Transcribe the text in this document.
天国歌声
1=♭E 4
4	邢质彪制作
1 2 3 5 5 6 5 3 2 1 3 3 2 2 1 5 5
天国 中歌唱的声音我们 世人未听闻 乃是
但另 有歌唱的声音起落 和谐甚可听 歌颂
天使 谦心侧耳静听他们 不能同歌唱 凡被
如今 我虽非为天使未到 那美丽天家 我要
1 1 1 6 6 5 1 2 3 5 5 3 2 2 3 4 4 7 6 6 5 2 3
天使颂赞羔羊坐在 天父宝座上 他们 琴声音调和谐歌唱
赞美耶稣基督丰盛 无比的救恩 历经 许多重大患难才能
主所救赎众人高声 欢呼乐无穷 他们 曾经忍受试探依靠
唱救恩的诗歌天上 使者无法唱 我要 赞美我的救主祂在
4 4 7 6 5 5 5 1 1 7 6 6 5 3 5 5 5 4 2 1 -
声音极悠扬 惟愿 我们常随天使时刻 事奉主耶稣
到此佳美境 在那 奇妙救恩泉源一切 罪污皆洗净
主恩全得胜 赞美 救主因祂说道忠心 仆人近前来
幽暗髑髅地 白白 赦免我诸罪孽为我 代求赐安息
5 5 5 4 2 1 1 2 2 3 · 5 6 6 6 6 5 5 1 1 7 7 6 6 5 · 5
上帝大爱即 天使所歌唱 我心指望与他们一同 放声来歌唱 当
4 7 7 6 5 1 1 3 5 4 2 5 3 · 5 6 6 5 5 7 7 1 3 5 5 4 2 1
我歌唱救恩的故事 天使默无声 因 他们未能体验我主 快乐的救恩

+---+

→ AIM OF THE TASK:
Repeat every line of the data, exactly and in full.

→ THE OUTPUT:
Transcribe the text in this document.
天国歌声
1=♭E 4
4	邢质彪制作
1 2 3 5 5 6 5 3 2 1 3 3 2 2 1 5 5
天国 中歌唱的声音我们 世人未听闻 乃是
但另 有歌唱的声音起落 和谐甚可听 歌颂
天使 谦心侧耳静听他们 不能同歌唱 凡被
如今 我虽非为天使未到 那美丽天家 我要
1 1 1 6 6 5 1 2 3 5 5 3 2 2 3 4 4 7 6 6 5 2 3
天使颂赞羔羊坐在 天父宝座上 他们 琴声音调和谐歌唱
赞美耶稣基督丰盛 无比的救恩 历经 许多重大患难才能
主所救赎众人高声 欢呼乐无穷 他们 曾经忍受试探依靠
唱救恩的诗歌天上 使者无法唱 我要 赞美我的救主祂在
4 4 7 6 5 5 5 1 1 7 6 6 5 3 5 5 5 4 2 1 -
声音极悠扬 惟愿 我们常随天使时刻 事奉主耶稣
到此佳美境 在那 奇妙救恩泉源一切 罪污皆洗净
主恩全得胜 赞美 救主因祂说道忠心 仆人近前来
幽暗髑髅地 白白 赦免我诸罪孽为我 代求赐安息
5 5 5 4 2 1 1 2 2 3 · 5 6 6 6 6 5 5 1 1 7 7 6 6 5 · 5
上帝大爱即 天使所歌唱 我心指望与他们一同 放声来歌唱 当
4 7 7 6 5 1 1 3 5 4 2 5 3 · 5 6 6 5 5 7 7 1 3 5 5 4 2 1
我歌唱救恩的故事 天使默无声 因 他们未能体验我主 快乐的救恩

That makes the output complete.